START MATERIAL SUPPLIED
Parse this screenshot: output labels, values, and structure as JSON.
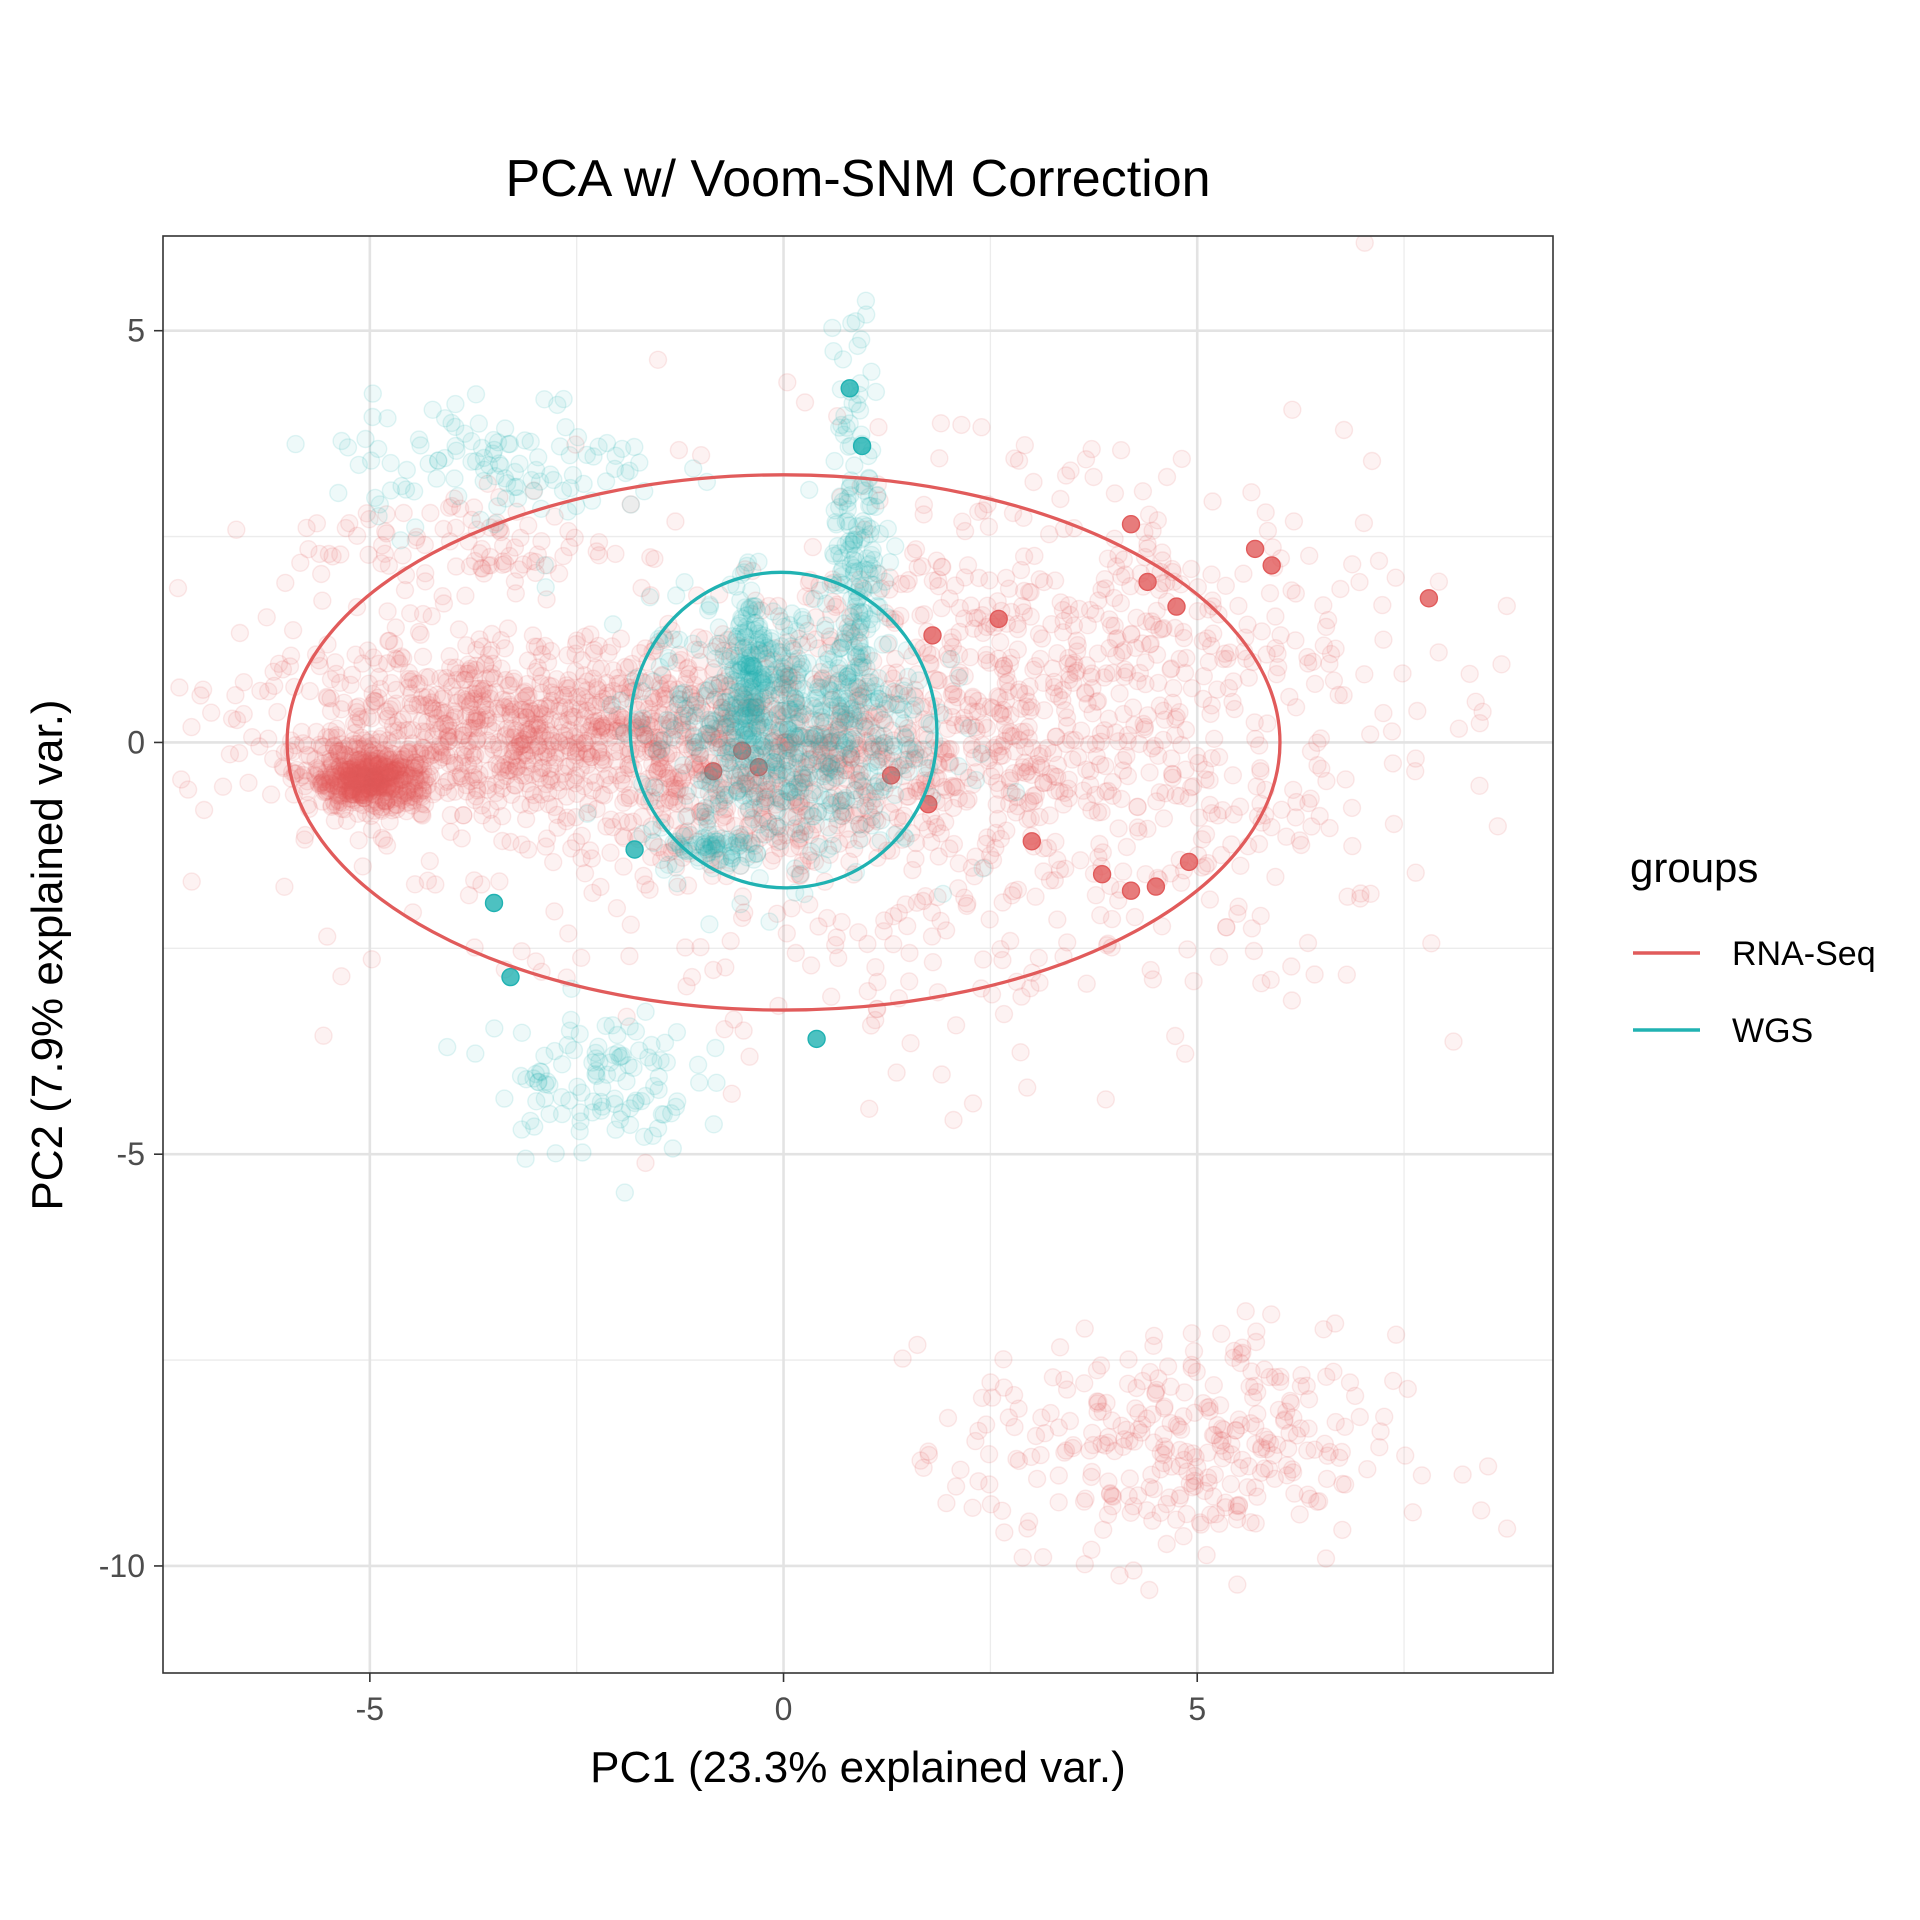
{
  "chart_data": {
    "type": "scatter",
    "title": "PCA w/ Voom-SNM Correction",
    "xlabel": "PC1 (23.3% explained var.)",
    "ylabel": "PC2 (7.9% explained var.)",
    "xlim": [
      -7.5,
      9.3
    ],
    "ylim": [
      -11.3,
      6.15
    ],
    "x_ticks": [
      -5,
      0,
      5
    ],
    "y_ticks": [
      5,
      0,
      -5,
      -10
    ],
    "x_tick_labels": [
      "-5",
      "0",
      "5"
    ],
    "y_tick_labels": [
      "5",
      "0",
      "-5",
      "-10"
    ],
    "grid": true,
    "legend": {
      "title": "groups",
      "position": "right",
      "entries": [
        "RNA-Seq",
        "WGS"
      ]
    },
    "series": [
      {
        "name": "RNA-Seq",
        "color": "#E15B5B",
        "marker_alpha": 0.08,
        "ellipse": {
          "center": [
            0,
            0
          ],
          "rx": 6.0,
          "ry": 3.25
        },
        "clusters": [
          {
            "cx": -3.2,
            "cy": 0.15,
            "sx": 1.6,
            "sy": 0.55,
            "n": 900
          },
          {
            "cx": -5.0,
            "cy": -0.45,
            "sx": 0.35,
            "sy": 0.18,
            "n": 500
          },
          {
            "cx": 0.0,
            "cy": -0.3,
            "sx": 1.4,
            "sy": 0.6,
            "n": 500
          },
          {
            "cx": 3.2,
            "cy": 0.5,
            "sx": 2.0,
            "sy": 1.3,
            "n": 700
          },
          {
            "cx": 1.0,
            "cy": -0.5,
            "sx": 3.0,
            "sy": 1.8,
            "n": 450
          },
          {
            "cx": 4.8,
            "cy": -8.6,
            "sx": 1.3,
            "sy": 0.7,
            "n": 320
          },
          {
            "cx": -4.0,
            "cy": 2.4,
            "sx": 1.0,
            "sy": 0.35,
            "n": 90
          }
        ],
        "highlighted_points": [
          [
            4.2,
            2.65
          ],
          [
            5.7,
            2.35
          ],
          [
            5.9,
            2.15
          ],
          [
            4.4,
            1.95
          ],
          [
            4.75,
            1.65
          ],
          [
            2.6,
            1.5
          ],
          [
            1.8,
            1.3
          ],
          [
            7.8,
            1.75
          ],
          [
            -0.5,
            -0.1
          ],
          [
            -0.85,
            -0.35
          ],
          [
            -0.3,
            -0.3
          ],
          [
            1.3,
            -0.4
          ],
          [
            1.75,
            -0.75
          ],
          [
            3.0,
            -1.2
          ],
          [
            4.2,
            -1.8
          ],
          [
            4.5,
            -1.75
          ],
          [
            4.9,
            -1.45
          ],
          [
            3.85,
            -1.6
          ]
        ]
      },
      {
        "name": "WGS",
        "color": "#20B2B2",
        "marker_alpha": 0.08,
        "ellipse": {
          "center": [
            0,
            0.15
          ],
          "rx": 1.85,
          "ry": 1.92,
          "rotation_deg": 15
        },
        "clusters": [
          {
            "cx": 0.0,
            "cy": 0.2,
            "sx": 0.85,
            "sy": 0.8,
            "n": 600
          },
          {
            "cx": 0.9,
            "cy": 2.5,
            "sx": 0.15,
            "sy": 1.2,
            "n": 170
          },
          {
            "cx": -2.3,
            "cy": -4.1,
            "sx": 0.6,
            "sy": 0.45,
            "n": 110
          },
          {
            "cx": -3.5,
            "cy": 3.4,
            "sx": 1.0,
            "sy": 0.4,
            "n": 110
          },
          {
            "cx": -0.4,
            "cy": 0.7,
            "sx": 0.12,
            "sy": 0.55,
            "n": 120
          },
          {
            "cx": -0.8,
            "cy": -1.3,
            "sx": 0.3,
            "sy": 0.1,
            "n": 60
          }
        ],
        "highlighted_points": [
          [
            0.8,
            4.3
          ],
          [
            0.95,
            3.6
          ],
          [
            -1.8,
            -1.3
          ],
          [
            -3.5,
            -1.95
          ],
          [
            -3.3,
            -2.85
          ],
          [
            0.4,
            -3.6
          ]
        ]
      }
    ]
  }
}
END MATERIAL SUPPLIED
● GIVEN REQUEST: Exclude the images and reproduce the remaining data exactly.

● FINISHED TASK:
Parse this screenshot: output labels, values, and structure as JSON.
{
  "chart_data": {
    "type": "scatter",
    "title": "PCA w/ Voom-SNM Correction",
    "xlabel": "PC1 (23.3% explained var.)",
    "ylabel": "PC2 (7.9% explained var.)",
    "xlim": [
      -7.5,
      9.3
    ],
    "ylim": [
      -11.3,
      6.15
    ],
    "x_ticks": [
      -5,
      0,
      5
    ],
    "y_ticks": [
      5,
      0,
      -5,
      -10
    ],
    "x_tick_labels": [
      "-5",
      "0",
      "5"
    ],
    "y_tick_labels": [
      "5",
      "0",
      "-5",
      "-10"
    ],
    "grid": true,
    "legend": {
      "title": "groups",
      "position": "right",
      "entries": [
        "RNA-Seq",
        "WGS"
      ]
    },
    "series": [
      {
        "name": "RNA-Seq",
        "color": "#E15B5B",
        "marker_alpha": 0.08,
        "ellipse": {
          "center": [
            0,
            0
          ],
          "rx": 6.0,
          "ry": 3.25
        },
        "clusters": [
          {
            "cx": -3.2,
            "cy": 0.15,
            "sx": 1.6,
            "sy": 0.55,
            "n": 900
          },
          {
            "cx": -5.0,
            "cy": -0.45,
            "sx": 0.35,
            "sy": 0.18,
            "n": 500
          },
          {
            "cx": 0.0,
            "cy": -0.3,
            "sx": 1.4,
            "sy": 0.6,
            "n": 500
          },
          {
            "cx": 3.2,
            "cy": 0.5,
            "sx": 2.0,
            "sy": 1.3,
            "n": 700
          },
          {
            "cx": 1.0,
            "cy": -0.5,
            "sx": 3.0,
            "sy": 1.8,
            "n": 450
          },
          {
            "cx": 4.8,
            "cy": -8.6,
            "sx": 1.3,
            "sy": 0.7,
            "n": 320
          },
          {
            "cx": -4.0,
            "cy": 2.4,
            "sx": 1.0,
            "sy": 0.35,
            "n": 90
          }
        ],
        "highlighted_points": [
          [
            4.2,
            2.65
          ],
          [
            5.7,
            2.35
          ],
          [
            5.9,
            2.15
          ],
          [
            4.4,
            1.95
          ],
          [
            4.75,
            1.65
          ],
          [
            2.6,
            1.5
          ],
          [
            1.8,
            1.3
          ],
          [
            7.8,
            1.75
          ],
          [
            -0.5,
            -0.1
          ],
          [
            -0.85,
            -0.35
          ],
          [
            -0.3,
            -0.3
          ],
          [
            1.3,
            -0.4
          ],
          [
            1.75,
            -0.75
          ],
          [
            3.0,
            -1.2
          ],
          [
            4.2,
            -1.8
          ],
          [
            4.5,
            -1.75
          ],
          [
            4.9,
            -1.45
          ],
          [
            3.85,
            -1.6
          ]
        ]
      },
      {
        "name": "WGS",
        "color": "#20B2B2",
        "marker_alpha": 0.08,
        "ellipse": {
          "center": [
            0,
            0.15
          ],
          "rx": 1.85,
          "ry": 1.92,
          "rotation_deg": 15
        },
        "clusters": [
          {
            "cx": 0.0,
            "cy": 0.2,
            "sx": 0.85,
            "sy": 0.8,
            "n": 600
          },
          {
            "cx": 0.9,
            "cy": 2.5,
            "sx": 0.15,
            "sy": 1.2,
            "n": 170
          },
          {
            "cx": -2.3,
            "cy": -4.1,
            "sx": 0.6,
            "sy": 0.45,
            "n": 110
          },
          {
            "cx": -3.5,
            "cy": 3.4,
            "sx": 1.0,
            "sy": 0.4,
            "n": 110
          },
          {
            "cx": -0.4,
            "cy": 0.7,
            "sx": 0.12,
            "sy": 0.55,
            "n": 120
          },
          {
            "cx": -0.8,
            "cy": -1.3,
            "sx": 0.3,
            "sy": 0.1,
            "n": 60
          }
        ],
        "highlighted_points": [
          [
            0.8,
            4.3
          ],
          [
            0.95,
            3.6
          ],
          [
            -1.8,
            -1.3
          ],
          [
            -3.5,
            -1.95
          ],
          [
            -3.3,
            -2.85
          ],
          [
            0.4,
            -3.6
          ]
        ]
      }
    ]
  }
}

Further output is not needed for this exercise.